Source extract:
Continuous Delivery (CD)

Continuous delivery’s ultimate goal is to get infrastructure and application resources into a state, ready for receiving production workload.

GitOps is a new trend in continuous delivery where automation is put in place to ensure the desired state of the world matches the perceived state of the world. This is achieved by connecting the source of truth (usually a git repository holding definition of application and infrastructure resources) to a reconciling controller that ensures consistency of the spun up resource to what is stored in Git. ArgoCD and FluxCD are two prominent implementations of these CD practices. While very similar in nature, ArgoCD and FluxCD and the likes could work in tandem and are not mutually exclusive.

Under the CD category, the CNOE community can help users evaluate which personas (e.g operator, developer) would be the most likely beneficiaries from each category of tooling. It is also worth noting that while GitOps is the dominant CD strategy in the CNCF space, it does not need to be the one or the only practice adopted by the CNOE users. Pluggability aspects of CNOE should ensure that customers have enough freedom in choosing their alternative.

  • Automation to build, test and release software upon every successful merge to a mainline branch
  • Allows for fully automated deployments when “Continuous Deployment” is enabled
  • Facilitates testing that goes beyond simple unit or integration tests. Frequently used in conjunction with end to end (E2E) or functional tests.
  • Can be used in conjunction with safe production deployment methods like Blue/Green or Canary deployments
  • Can also make use of feature flags to allow for “soft” or “dark launches” of features and functionality not yet ready for broad consumption
  • Generally gets code in the hands of consumers faster, surfacing bugs quicker and shortening product feedback loops.

Deployment Targets

These are the runtime environments that product apps and services run on. This includes static content or data published for distribution.

  • Often abstractions hiding the details of underlying environments from the product developers.
    • Regions or localities are a good example of what one might want to mask.
  • Common deployment targets include:
    • Kubernetes
    • Lambda
    • Virtual Machines
    • Elastic Container Service
    • Static Content

Developer Portal

The CNOE cohort will work towards striking a balance on expectations across all its stake holders. This basically means that the set of tooling put together under CNOE will have to be as useful to the application developers as it is to other stakeholders. In order for this to be achieved, big emphasis is put on offering the right developer productivity tool that would serve as an overarching umbrella for including and presenting the underlying tooling in a user-friendly manner. Backstage is a popular open source tool supporting configurability and pluggability that can be utilized to achieve such level of developer productivity.

  • Software catalog of all components, systems and domains.
  • One-stop location to find all about the software we build (docs, source repository, dashboards, support location, owners, etc.)
  • API Documentation
  • Dependencies on other software
  • Documentation system using the docs-as-code approach. Docs are typically in Markdown, and stored in code repositories.
  • Software templates for creating new projects.
  • Onboarding automation for security and trust.

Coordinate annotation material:
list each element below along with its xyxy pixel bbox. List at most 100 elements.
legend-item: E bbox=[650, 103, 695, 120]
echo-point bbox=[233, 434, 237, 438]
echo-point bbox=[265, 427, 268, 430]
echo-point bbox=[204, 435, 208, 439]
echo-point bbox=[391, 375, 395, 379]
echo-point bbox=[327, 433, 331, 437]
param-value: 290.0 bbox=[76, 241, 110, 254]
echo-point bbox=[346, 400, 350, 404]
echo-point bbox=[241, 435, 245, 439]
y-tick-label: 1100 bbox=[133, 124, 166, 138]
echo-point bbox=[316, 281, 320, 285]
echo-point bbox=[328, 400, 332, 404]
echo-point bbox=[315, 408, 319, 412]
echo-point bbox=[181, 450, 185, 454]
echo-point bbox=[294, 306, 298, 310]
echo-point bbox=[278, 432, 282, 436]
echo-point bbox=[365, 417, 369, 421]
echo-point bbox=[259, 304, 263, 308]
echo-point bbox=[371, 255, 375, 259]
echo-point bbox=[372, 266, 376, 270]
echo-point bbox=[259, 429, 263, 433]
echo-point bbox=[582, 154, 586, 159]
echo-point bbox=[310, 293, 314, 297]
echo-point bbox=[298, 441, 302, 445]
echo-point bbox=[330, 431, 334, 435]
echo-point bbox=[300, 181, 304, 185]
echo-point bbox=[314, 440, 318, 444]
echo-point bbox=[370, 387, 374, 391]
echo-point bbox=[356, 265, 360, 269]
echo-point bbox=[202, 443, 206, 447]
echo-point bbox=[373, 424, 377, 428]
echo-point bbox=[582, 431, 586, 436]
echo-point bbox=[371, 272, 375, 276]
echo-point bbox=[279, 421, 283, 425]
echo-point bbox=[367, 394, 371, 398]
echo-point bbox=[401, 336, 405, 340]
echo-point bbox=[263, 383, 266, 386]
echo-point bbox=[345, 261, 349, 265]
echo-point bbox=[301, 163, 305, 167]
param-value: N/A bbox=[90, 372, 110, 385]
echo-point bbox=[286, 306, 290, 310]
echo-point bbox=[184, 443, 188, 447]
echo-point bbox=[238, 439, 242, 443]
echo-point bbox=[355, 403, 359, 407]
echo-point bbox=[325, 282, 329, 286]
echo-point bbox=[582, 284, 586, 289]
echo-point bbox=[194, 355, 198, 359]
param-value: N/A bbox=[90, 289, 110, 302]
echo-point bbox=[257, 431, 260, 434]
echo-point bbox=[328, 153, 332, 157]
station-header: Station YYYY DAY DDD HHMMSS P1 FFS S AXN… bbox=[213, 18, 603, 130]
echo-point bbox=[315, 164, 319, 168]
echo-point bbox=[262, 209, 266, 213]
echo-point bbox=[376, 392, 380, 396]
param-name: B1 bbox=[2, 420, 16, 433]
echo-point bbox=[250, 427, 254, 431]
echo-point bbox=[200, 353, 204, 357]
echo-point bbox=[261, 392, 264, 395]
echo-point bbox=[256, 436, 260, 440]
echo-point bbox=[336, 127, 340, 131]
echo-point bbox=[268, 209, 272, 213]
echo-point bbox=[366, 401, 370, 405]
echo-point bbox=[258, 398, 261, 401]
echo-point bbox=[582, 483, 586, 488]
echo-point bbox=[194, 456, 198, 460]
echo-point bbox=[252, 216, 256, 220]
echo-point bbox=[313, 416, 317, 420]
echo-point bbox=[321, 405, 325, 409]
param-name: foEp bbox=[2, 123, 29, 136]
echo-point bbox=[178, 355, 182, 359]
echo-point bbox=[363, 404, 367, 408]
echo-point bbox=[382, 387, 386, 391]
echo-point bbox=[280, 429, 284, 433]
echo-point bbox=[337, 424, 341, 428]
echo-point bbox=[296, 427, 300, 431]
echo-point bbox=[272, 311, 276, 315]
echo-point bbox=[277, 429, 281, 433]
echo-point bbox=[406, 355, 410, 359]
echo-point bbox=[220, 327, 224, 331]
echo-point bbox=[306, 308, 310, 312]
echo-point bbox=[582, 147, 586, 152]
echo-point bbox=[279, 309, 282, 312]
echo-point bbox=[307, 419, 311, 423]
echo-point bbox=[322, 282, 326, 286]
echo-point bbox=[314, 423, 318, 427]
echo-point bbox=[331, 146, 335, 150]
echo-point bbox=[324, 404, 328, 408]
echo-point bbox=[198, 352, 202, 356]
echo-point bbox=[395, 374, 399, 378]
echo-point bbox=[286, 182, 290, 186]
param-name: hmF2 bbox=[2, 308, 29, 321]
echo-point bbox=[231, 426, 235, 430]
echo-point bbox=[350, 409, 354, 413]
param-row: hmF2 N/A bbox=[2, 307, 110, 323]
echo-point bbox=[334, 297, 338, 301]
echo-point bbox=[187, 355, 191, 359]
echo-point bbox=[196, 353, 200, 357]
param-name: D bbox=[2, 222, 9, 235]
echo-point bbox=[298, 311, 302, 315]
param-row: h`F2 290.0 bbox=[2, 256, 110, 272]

To do:
a) According to the passage on CNOE tooling, which two tools are prominent implementations of GitOps continuous delivery practices?
b) Continue the passage on CNOE tooling after its final bullet point, in the same style.

Answers to the exercise:
a) ArgoCD and FluxCD.

b)
Identity and Access

In the context of a platform, identity and access is most frequently a service that can be used to wire up Authentication and Authorization in a common well understood manner. By offering Identity and Access management as a capability of the platform, we can avoid product applications from having to reinvent the wheel for such critical functionality.

This capability can differ greatly depending on the needs of applications and services that consume it, but generally it will allow for an application to delegate the login, or challenge for proof of identity to the platform. Then the application can utilize the results of that challenge process to use credentials presented to the user by the identity access process to access sensitive information or processes.

The technical aspects of how the Identity and Access service can be consumed by client apps should use rigourously tested standards. Often the Identity and Access service will allow for client apps to bring their own sources of identity through a process of federation. This allows for client apps to root their identity in their existing systems but still make use of the common Auth service offered by the platform.

Machine identity and in particular the SPIFFE Protocol is a relatively new method to make use of trust built into workloads running in known good environments as an authentication mechanism. This is considered more secure than the use of long lived pre-shared secrets like those used by services users or API tokens.

  • Must provide authentication
  • May provide primitives or framework for authorization
  • Must be well understood and easy to reason about
  • Reduces duplication of effort through delegation
  • Can be tested independently and in conjunction with consumer applications
  • Identity can be federated
  • Machine Identity can use modern protocols like SPIFFE
  • Examples of Standard Protocols:
    • OAuth and OpenID Connect
    • SAML
    • Mutual TLS and pre-shared certificates
    • API tokens or Bearer Authentication

Infrastructure as Code (IaC)

Infrastructure as Code or IaC, builds upon the Infrastructure as a Service (IaaS) offerings from cloud providers and modern datacenter automation. It is the APIs and programmatic libraries utilized within software frameworks built specifically for managing the life cycles of cloud infrastructure. It frequently encapsulates the tooling and automation used to spin up infrastructure resources for a given application.

By masking away the inconsistency of underlying cloud provider APIs, IaC offers the ability to build common patterns across a mix of heterogeneous resources. It also allows platform teams the ability to build higher order resources that meet specific business needs (beyond the low level APIs of the cloud providers). Furthermore, sane defaults and security and compliance concerns can be injected in a uniformly and made compulsory

We are seeing two categories of OSS tools in use at large: That which is occasionally reconciled like Terraform, Pulumi, CDK and continuously reconciled solutions like Crossplane or Amazon Controllers for Kubernetes (ACK).

The CNOE cohort will have to decide on the ideal IaC tool that works in tandem with the rest of delivery components, gains the overall community approval, and becomes the defacto service in use by the CNOE cohort.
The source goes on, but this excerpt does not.